WHAT IS NEEDED: Take the data below and repeat it exactly.

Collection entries
#####
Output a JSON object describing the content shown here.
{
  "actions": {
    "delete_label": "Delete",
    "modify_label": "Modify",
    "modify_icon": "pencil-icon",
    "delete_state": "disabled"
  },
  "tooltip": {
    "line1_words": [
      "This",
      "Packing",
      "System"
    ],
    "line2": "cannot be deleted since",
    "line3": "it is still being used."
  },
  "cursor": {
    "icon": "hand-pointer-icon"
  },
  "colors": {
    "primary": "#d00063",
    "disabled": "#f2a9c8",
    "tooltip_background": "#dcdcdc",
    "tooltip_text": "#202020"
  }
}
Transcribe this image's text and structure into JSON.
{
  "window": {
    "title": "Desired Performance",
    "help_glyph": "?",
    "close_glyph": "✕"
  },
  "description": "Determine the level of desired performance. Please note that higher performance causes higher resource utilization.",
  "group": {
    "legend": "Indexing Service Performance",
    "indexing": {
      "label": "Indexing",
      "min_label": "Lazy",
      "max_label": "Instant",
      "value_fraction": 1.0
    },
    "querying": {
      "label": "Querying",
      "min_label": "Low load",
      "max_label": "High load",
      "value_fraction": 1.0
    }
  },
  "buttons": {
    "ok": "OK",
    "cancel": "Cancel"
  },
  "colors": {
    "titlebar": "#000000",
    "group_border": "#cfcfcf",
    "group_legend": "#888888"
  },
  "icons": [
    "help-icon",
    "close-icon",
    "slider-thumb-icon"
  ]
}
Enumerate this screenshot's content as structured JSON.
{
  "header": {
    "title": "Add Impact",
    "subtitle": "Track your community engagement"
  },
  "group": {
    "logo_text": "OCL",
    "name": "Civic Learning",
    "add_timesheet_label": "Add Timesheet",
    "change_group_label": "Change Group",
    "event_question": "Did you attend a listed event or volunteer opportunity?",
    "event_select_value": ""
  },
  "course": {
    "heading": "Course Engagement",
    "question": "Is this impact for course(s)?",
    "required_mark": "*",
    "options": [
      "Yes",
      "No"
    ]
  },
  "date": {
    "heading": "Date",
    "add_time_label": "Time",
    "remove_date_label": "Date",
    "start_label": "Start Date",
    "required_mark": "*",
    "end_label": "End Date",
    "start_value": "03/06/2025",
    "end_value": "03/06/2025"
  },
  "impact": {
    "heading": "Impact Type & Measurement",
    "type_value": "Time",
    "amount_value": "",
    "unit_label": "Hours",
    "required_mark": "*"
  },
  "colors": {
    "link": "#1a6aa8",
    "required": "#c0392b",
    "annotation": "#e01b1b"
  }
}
#####
OUTPUT FOR THIS TASK:
Output a JSON object describing the content shown here.
{
  "actions": {
    "delete_label": "Delete",
    "modify_label": "Modify",
    "modify_icon": "pencil-icon",
    "delete_state": "disabled"
  },
  "tooltip": {
    "line1_words": [
      "This",
      "Packing",
      "System"
    ],
    "line2": "cannot be deleted since",
    "line3": "it is still being used."
  },
  "cursor": {
    "icon": "hand-pointer-icon"
  },
  "colors": {
    "primary": "#d00063",
    "disabled": "#f2a9c8",
    "tooltip_background": "#dcdcdc",
    "tooltip_text": "#202020"
  }
}
Transcribe this image's text and structure into JSON.
{
  "window": {
    "title": "Desired Performance",
    "help_glyph": "?",
    "close_glyph": "✕"
  },
  "description": "Determine the level of desired performance. Please note that higher performance causes higher resource utilization.",
  "group": {
    "legend": "Indexing Service Performance",
    "indexing": {
      "label": "Indexing",
      "min_label": "Lazy",
      "max_label": "Instant",
      "value_fraction": 1.0
    },
    "querying": {
      "label": "Querying",
      "min_label": "Low load",
      "max_label": "High load",
      "value_fraction": 1.0
    }
  },
  "buttons": {
    "ok": "OK",
    "cancel": "Cancel"
  },
  "colors": {
    "titlebar": "#000000",
    "group_border": "#cfcfcf",
    "group_legend": "#888888"
  },
  "icons": [
    "help-icon",
    "close-icon",
    "slider-thumb-icon"
  ]
}
Enumerate this screenshot's content as structured JSON.
{
  "header": {
    "title": "Add Impact",
    "subtitle": "Track your community engagement"
  },
  "group": {
    "logo_text": "OCL",
    "name": "Civic Learning",
    "add_timesheet_label": "Add Timesheet",
    "change_group_label": "Change Group",
    "event_question": "Did you attend a listed event or volunteer opportunity?",
    "event_select_value": ""
  },
  "course": {
    "heading": "Course Engagement",
    "question": "Is this impact for course(s)?",
    "required_mark": "*",
    "options": [
      "Yes",
      "No"
    ]
  },
  "date": {
    "heading": "Date",
    "add_time_label": "Time",
    "remove_date_label": "Date",
    "start_label": "Start Date",
    "required_mark": "*",
    "end_label": "End Date",
    "start_value": "03/06/2025",
    "end_value": "03/06/2025"
  },
  "impact": {
    "heading": "Impact Type & Measurement",
    "type_value": "Time",
    "amount_value": "",
    "unit_label": "Hours",
    "required_mark": "*"
  },
  "colors": {
    "link": "#1a6aa8",
    "required": "#c0392b",
    "annotation": "#e01b1b"
  }
}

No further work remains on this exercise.